— Begin Extracted data —

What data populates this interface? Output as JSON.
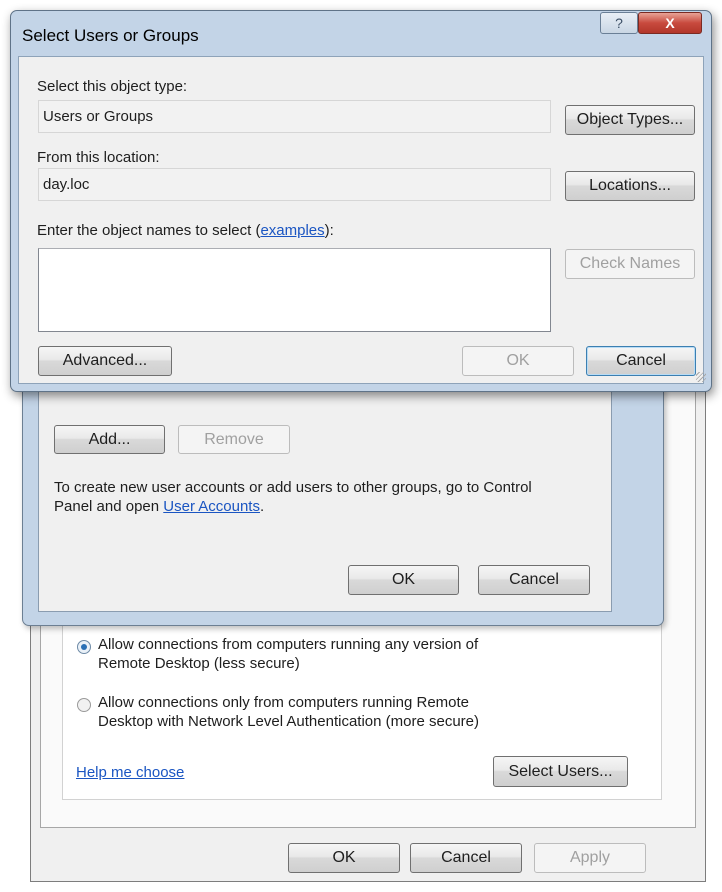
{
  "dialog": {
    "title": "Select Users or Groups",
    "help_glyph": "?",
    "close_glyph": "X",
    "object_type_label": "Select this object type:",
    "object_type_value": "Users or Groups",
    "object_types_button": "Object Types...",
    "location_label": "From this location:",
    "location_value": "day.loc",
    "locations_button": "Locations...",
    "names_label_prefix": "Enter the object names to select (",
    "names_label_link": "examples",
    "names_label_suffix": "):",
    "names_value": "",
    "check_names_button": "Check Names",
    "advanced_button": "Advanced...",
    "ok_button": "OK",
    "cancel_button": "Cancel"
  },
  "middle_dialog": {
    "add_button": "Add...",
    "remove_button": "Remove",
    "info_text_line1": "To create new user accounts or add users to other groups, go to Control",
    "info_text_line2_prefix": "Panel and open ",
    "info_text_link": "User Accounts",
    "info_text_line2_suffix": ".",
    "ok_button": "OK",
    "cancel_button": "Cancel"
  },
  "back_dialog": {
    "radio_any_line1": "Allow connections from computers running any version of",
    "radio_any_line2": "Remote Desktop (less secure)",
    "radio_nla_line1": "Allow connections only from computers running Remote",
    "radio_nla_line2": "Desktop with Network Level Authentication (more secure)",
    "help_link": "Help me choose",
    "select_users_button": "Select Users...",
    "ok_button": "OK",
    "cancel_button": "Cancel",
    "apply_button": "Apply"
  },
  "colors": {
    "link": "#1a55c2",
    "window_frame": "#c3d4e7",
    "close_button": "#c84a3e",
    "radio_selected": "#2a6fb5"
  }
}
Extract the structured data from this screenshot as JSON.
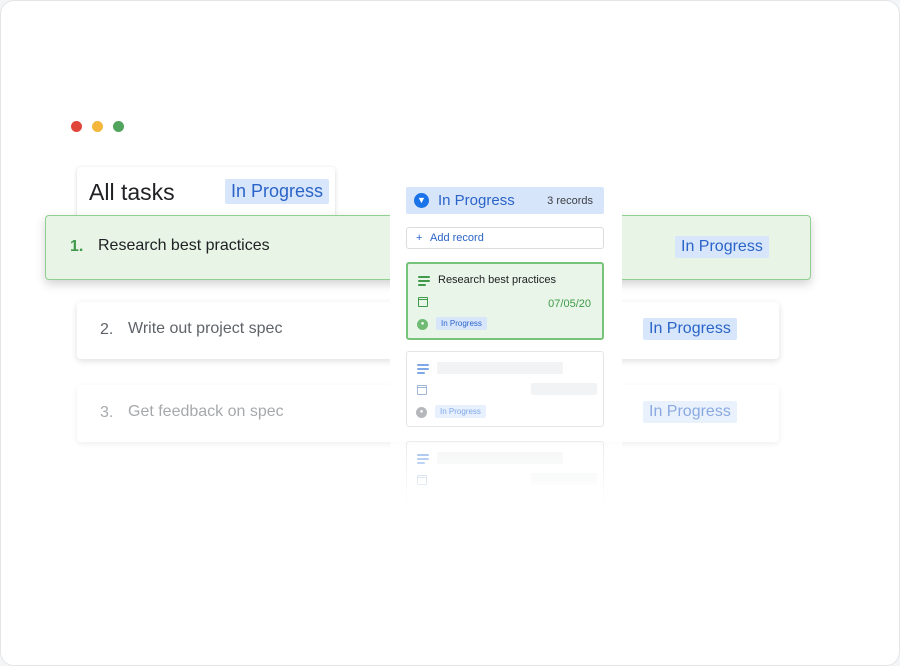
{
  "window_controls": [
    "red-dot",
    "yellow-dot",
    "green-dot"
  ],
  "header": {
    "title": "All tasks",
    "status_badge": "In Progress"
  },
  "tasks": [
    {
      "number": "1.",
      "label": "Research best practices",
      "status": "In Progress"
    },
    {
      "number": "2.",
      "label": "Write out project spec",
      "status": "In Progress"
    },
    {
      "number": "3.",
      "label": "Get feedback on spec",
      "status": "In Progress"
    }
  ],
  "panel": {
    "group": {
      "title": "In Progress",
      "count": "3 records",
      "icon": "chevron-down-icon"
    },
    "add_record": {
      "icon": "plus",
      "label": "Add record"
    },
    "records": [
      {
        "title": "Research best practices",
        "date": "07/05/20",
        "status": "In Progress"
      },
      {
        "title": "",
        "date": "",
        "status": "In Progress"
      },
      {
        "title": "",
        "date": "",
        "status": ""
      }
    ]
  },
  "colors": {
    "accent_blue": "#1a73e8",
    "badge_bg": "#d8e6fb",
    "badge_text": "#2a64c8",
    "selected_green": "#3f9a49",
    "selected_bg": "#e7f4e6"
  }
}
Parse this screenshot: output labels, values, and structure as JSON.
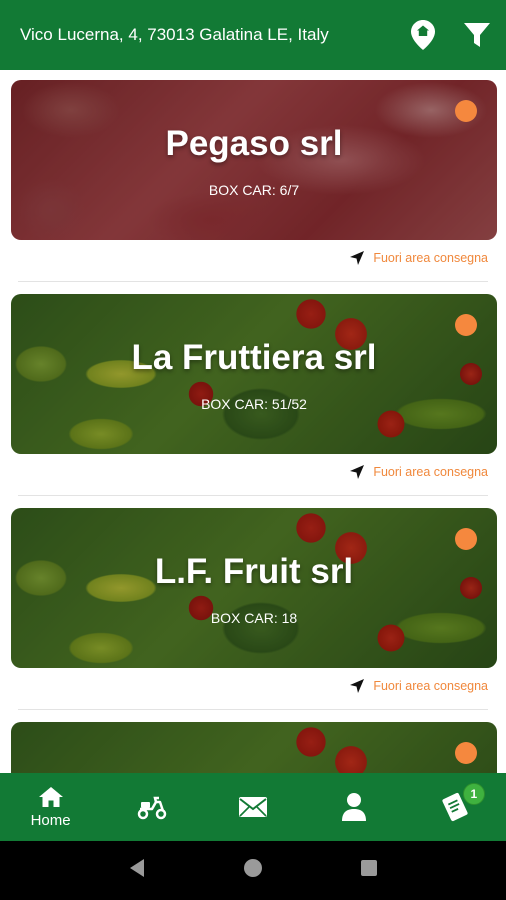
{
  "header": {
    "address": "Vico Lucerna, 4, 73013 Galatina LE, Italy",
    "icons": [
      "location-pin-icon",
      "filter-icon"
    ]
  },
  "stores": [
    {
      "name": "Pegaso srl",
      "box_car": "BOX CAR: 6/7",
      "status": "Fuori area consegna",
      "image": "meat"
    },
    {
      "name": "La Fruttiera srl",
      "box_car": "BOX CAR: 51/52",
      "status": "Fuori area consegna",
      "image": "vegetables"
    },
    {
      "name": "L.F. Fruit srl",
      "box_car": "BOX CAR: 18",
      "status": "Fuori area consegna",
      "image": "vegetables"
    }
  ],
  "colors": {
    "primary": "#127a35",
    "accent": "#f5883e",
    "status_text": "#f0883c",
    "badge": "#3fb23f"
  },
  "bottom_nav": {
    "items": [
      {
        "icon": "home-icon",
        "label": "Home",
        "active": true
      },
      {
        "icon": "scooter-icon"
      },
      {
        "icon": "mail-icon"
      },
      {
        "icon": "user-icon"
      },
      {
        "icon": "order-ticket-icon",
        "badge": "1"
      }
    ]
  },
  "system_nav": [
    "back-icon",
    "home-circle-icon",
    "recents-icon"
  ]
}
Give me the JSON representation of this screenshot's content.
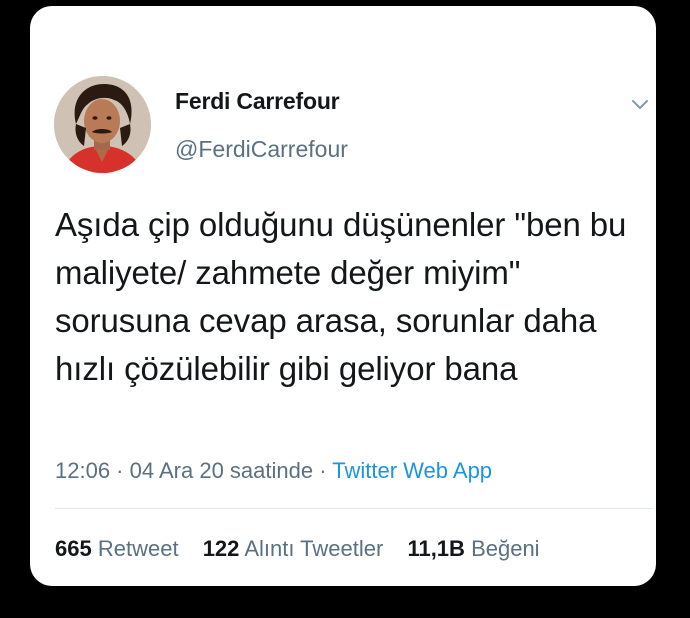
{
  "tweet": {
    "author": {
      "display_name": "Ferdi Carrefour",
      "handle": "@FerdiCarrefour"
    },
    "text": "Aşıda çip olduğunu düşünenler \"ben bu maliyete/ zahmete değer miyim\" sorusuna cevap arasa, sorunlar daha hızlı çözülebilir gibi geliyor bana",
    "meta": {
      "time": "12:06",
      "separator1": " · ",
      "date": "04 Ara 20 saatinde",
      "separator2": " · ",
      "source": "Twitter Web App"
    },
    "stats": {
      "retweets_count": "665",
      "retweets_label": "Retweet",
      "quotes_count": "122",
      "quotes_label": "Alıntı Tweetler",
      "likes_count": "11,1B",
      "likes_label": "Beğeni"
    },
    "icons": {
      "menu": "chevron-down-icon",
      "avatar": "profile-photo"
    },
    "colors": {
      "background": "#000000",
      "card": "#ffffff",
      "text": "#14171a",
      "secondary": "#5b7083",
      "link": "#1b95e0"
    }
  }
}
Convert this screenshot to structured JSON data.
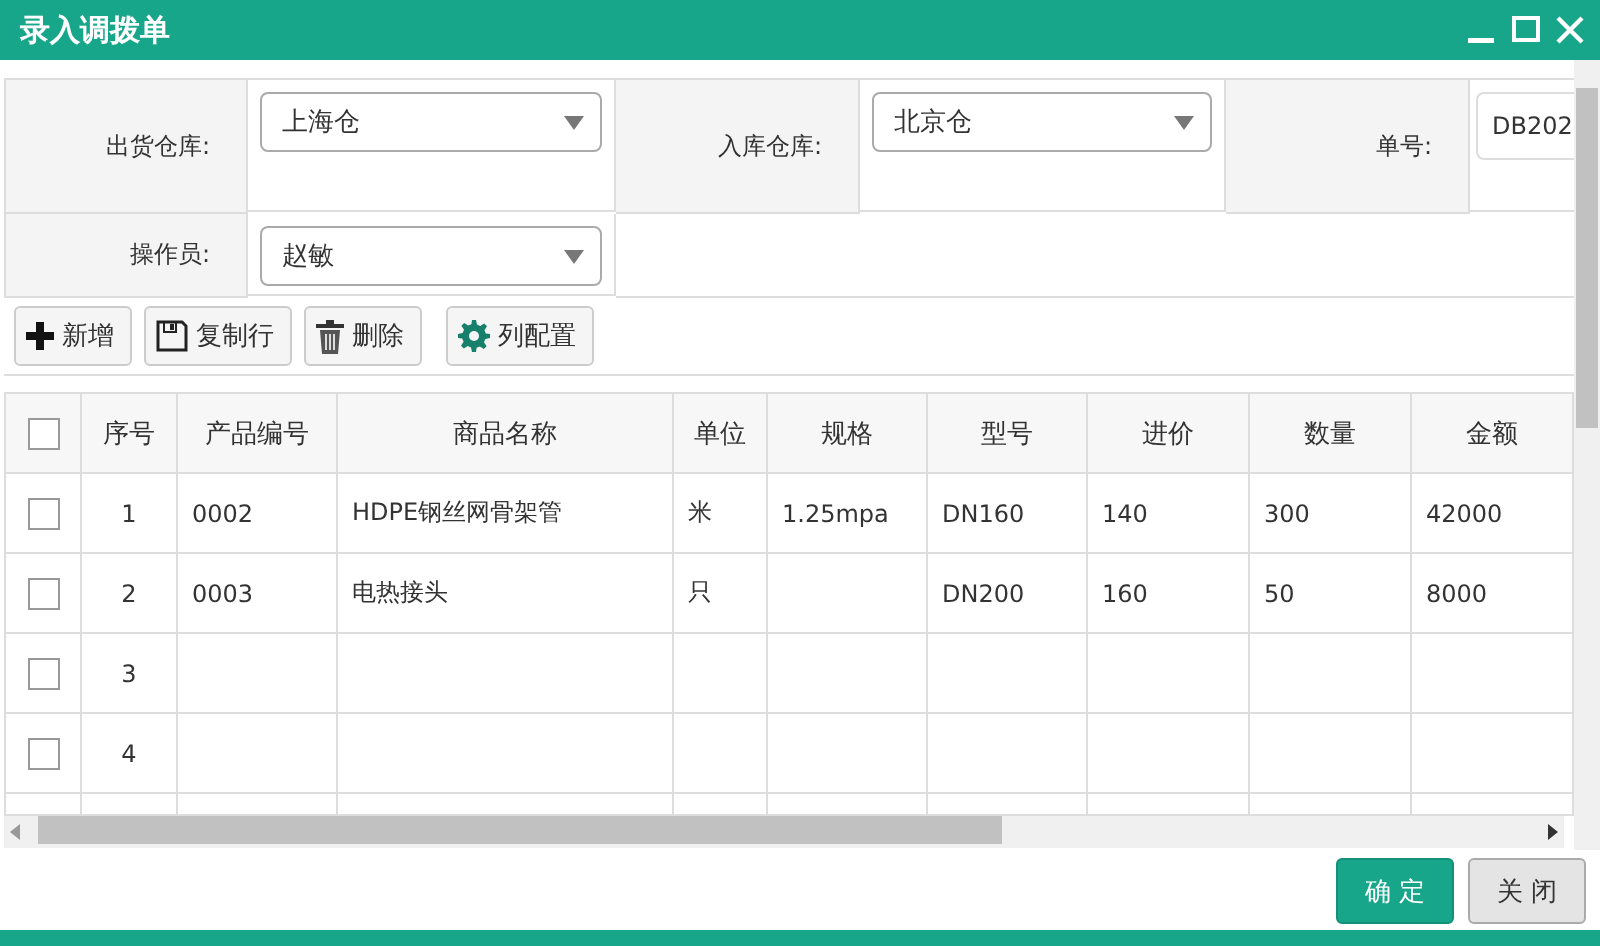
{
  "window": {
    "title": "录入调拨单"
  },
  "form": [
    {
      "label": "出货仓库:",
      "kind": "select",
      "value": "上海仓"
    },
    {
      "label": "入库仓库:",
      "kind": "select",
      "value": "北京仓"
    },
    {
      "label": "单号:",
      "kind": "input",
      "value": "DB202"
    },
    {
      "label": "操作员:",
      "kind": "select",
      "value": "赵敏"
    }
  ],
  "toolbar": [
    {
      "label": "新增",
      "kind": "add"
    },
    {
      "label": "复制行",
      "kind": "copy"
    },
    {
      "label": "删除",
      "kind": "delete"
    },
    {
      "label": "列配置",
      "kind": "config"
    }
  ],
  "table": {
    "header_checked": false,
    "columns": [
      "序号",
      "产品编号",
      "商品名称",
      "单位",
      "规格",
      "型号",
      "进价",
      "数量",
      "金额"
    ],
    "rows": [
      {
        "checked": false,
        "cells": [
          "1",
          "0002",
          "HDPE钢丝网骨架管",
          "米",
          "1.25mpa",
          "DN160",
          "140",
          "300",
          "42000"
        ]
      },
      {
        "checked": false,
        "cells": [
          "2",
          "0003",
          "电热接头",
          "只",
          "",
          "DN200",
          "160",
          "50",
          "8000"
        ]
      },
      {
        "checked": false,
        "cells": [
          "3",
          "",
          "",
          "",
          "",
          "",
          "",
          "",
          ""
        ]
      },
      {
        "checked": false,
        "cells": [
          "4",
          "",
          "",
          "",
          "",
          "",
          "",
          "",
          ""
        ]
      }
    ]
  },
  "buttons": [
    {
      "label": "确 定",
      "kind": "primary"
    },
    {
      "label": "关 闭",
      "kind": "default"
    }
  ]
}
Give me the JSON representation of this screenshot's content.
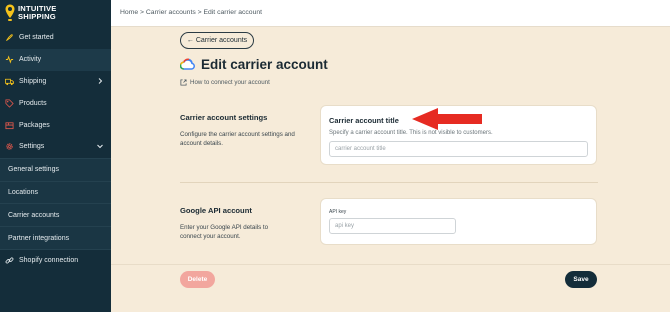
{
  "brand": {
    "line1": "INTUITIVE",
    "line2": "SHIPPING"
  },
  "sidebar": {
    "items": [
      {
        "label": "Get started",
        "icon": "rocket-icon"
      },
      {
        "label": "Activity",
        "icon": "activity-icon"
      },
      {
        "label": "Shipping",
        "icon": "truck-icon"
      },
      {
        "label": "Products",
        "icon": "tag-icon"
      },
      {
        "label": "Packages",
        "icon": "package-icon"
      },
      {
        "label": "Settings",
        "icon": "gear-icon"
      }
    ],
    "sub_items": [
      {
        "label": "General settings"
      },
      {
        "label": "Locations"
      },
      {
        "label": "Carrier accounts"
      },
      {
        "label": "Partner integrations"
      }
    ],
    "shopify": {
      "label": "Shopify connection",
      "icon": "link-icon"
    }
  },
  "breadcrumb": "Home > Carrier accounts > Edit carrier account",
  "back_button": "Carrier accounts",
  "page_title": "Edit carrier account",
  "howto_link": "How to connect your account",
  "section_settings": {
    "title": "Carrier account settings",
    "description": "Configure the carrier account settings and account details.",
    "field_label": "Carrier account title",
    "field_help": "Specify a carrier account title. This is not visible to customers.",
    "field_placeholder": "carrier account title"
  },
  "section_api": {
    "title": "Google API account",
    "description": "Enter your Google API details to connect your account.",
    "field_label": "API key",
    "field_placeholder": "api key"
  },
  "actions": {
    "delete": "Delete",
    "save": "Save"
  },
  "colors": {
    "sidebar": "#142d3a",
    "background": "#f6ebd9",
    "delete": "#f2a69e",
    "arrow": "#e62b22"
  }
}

— End Extracted data —

▶ **Stated problem**
Copy every line of the listing containing the string "best".

▶ **Final answer**
      "label": "Research best practices",
        "title": "Research best practices",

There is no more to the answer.